_Directive_:
Copy every entry exactly.
╭─ Information supplied
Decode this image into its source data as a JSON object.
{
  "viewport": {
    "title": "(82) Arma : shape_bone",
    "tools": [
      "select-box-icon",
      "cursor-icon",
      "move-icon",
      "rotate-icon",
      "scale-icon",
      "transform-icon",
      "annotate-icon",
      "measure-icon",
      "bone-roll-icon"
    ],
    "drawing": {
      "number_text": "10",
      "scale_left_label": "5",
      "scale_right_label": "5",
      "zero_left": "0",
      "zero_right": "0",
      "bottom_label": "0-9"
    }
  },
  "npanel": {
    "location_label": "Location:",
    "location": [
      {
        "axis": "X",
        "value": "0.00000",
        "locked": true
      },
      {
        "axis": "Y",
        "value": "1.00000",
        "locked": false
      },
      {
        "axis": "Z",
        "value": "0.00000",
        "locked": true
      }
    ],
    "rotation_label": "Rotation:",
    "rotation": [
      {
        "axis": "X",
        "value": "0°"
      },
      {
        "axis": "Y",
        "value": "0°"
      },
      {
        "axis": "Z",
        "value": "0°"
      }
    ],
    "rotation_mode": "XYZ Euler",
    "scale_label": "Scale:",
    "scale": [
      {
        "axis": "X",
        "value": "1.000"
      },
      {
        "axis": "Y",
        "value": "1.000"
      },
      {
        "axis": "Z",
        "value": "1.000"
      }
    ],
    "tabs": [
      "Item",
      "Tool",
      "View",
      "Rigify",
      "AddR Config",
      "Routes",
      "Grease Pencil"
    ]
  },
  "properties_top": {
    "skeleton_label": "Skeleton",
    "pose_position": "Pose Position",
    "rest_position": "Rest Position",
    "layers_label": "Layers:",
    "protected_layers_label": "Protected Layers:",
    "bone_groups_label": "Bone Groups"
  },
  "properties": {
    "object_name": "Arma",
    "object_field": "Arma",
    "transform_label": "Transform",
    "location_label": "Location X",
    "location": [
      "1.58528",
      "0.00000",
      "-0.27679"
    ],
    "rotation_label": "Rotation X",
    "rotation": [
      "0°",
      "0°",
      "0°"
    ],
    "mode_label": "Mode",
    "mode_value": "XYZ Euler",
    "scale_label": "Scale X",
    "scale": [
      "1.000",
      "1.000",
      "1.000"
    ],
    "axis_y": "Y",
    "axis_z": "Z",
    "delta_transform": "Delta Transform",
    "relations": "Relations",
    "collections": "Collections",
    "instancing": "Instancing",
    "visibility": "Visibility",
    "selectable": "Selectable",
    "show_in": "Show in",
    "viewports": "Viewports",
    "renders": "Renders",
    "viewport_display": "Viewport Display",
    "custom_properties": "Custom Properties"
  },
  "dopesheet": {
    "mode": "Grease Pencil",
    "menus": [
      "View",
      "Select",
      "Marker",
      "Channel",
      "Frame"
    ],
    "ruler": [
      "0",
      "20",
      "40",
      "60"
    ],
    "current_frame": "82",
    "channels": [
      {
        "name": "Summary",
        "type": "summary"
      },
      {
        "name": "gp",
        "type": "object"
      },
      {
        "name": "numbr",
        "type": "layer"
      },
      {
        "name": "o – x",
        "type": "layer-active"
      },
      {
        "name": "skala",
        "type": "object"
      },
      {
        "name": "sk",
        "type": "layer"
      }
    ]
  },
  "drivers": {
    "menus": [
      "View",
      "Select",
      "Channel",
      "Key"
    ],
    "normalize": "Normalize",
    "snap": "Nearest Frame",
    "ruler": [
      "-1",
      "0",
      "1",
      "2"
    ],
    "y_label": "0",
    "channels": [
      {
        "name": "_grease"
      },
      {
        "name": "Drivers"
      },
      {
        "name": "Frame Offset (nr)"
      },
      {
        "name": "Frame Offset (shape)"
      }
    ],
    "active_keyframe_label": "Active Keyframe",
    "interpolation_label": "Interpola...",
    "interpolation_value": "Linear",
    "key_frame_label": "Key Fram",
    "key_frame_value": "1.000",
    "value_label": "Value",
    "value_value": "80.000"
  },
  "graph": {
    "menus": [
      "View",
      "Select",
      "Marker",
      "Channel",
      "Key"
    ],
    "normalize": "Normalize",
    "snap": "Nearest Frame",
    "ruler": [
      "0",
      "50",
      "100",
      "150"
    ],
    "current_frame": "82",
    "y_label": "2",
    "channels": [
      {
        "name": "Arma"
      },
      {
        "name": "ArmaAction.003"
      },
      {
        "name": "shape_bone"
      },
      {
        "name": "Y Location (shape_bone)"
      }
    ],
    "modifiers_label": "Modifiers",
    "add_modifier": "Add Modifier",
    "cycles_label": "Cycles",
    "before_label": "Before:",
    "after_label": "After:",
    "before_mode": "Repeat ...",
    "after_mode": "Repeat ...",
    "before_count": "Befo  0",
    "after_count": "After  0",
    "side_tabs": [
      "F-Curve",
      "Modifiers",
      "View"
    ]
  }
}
╰─
_Solved problem_:
Decode this image into its source data as a JSON object.
{
  "viewport": {
    "title": "(82) Arma : shape_bone",
    "tools": [
      "select-box-icon",
      "cursor-icon",
      "move-icon",
      "rotate-icon",
      "scale-icon",
      "transform-icon",
      "annotate-icon",
      "measure-icon",
      "bone-roll-icon"
    ],
    "drawing": {
      "number_text": "10",
      "scale_left_label": "5",
      "scale_right_label": "5",
      "zero_left": "0",
      "zero_right": "0",
      "bottom_label": "0-9"
    }
  },
  "npanel": {
    "location_label": "Location:",
    "location": [
      {
        "axis": "X",
        "value": "0.00000",
        "locked": true
      },
      {
        "axis": "Y",
        "value": "1.00000",
        "locked": false
      },
      {
        "axis": "Z",
        "value": "0.00000",
        "locked": true
      }
    ],
    "rotation_label": "Rotation:",
    "rotation": [
      {
        "axis": "X",
        "value": "0°"
      },
      {
        "axis": "Y",
        "value": "0°"
      },
      {
        "axis": "Z",
        "value": "0°"
      }
    ],
    "rotation_mode": "XYZ Euler",
    "scale_label": "Scale:",
    "scale": [
      {
        "axis": "X",
        "value": "1.000"
      },
      {
        "axis": "Y",
        "value": "1.000"
      },
      {
        "axis": "Z",
        "value": "1.000"
      }
    ],
    "tabs": [
      "Item",
      "Tool",
      "View",
      "Rigify",
      "AddR Config",
      "Routes",
      "Grease Pencil"
    ]
  },
  "properties_top": {
    "skeleton_label": "Skeleton",
    "pose_position": "Pose Position",
    "rest_position": "Rest Position",
    "layers_label": "Layers:",
    "protected_layers_label": "Protected Layers:",
    "bone_groups_label": "Bone Groups"
  },
  "properties": {
    "object_name": "Arma",
    "object_field": "Arma",
    "transform_label": "Transform",
    "location_label": "Location X",
    "location": [
      "1.58528",
      "0.00000",
      "-0.27679"
    ],
    "rotation_label": "Rotation X",
    "rotation": [
      "0°",
      "0°",
      "0°"
    ],
    "mode_label": "Mode",
    "mode_value": "XYZ Euler",
    "scale_label": "Scale X",
    "scale": [
      "1.000",
      "1.000",
      "1.000"
    ],
    "axis_y": "Y",
    "axis_z": "Z",
    "delta_transform": "Delta Transform",
    "relations": "Relations",
    "collections": "Collections",
    "instancing": "Instancing",
    "visibility": "Visibility",
    "selectable": "Selectable",
    "show_in": "Show in",
    "viewports": "Viewports",
    "renders": "Renders",
    "viewport_display": "Viewport Display",
    "custom_properties": "Custom Properties"
  },
  "dopesheet": {
    "mode": "Grease Pencil",
    "menus": [
      "View",
      "Select",
      "Marker",
      "Channel",
      "Frame"
    ],
    "ruler": [
      "0",
      "20",
      "40",
      "60"
    ],
    "current_frame": "82",
    "channels": [
      {
        "name": "Summary",
        "type": "summary"
      },
      {
        "name": "gp",
        "type": "object"
      },
      {
        "name": "numbr",
        "type": "layer"
      },
      {
        "name": "o – x",
        "type": "layer-active"
      },
      {
        "name": "skala",
        "type": "object"
      },
      {
        "name": "sk",
        "type": "layer"
      }
    ]
  },
  "drivers": {
    "menus": [
      "View",
      "Select",
      "Channel",
      "Key"
    ],
    "normalize": "Normalize",
    "snap": "Nearest Frame",
    "ruler": [
      "-1",
      "0",
      "1",
      "2"
    ],
    "y_label": "0",
    "channels": [
      {
        "name": "_grease"
      },
      {
        "name": "Drivers"
      },
      {
        "name": "Frame Offset (nr)"
      },
      {
        "name": "Frame Offset (shape)"
      }
    ],
    "active_keyframe_label": "Active Keyframe",
    "interpolation_label": "Interpola...",
    "interpolation_value": "Linear",
    "key_frame_label": "Key Fram",
    "key_frame_value": "1.000",
    "value_label": "Value",
    "value_value": "80.000"
  },
  "graph": {
    "menus": [
      "View",
      "Select",
      "Marker",
      "Channel",
      "Key"
    ],
    "normalize": "Normalize",
    "snap": "Nearest Frame",
    "ruler": [
      "0",
      "50",
      "100",
      "150"
    ],
    "current_frame": "82",
    "y_label": "2",
    "channels": [
      {
        "name": "Arma"
      },
      {
        "name": "ArmaAction.003"
      },
      {
        "name": "shape_bone"
      },
      {
        "name": "Y Location (shape_bone)"
      }
    ],
    "modifiers_label": "Modifiers",
    "add_modifier": "Add Modifier",
    "cycles_label": "Cycles",
    "before_label": "Before:",
    "after_label": "After:",
    "before_mode": "Repeat ...",
    "after_mode": "Repeat ...",
    "before_count": "Befo  0",
    "after_count": "After  0",
    "side_tabs": [
      "F-Curve",
      "Modifiers",
      "View"
    ]
  }
}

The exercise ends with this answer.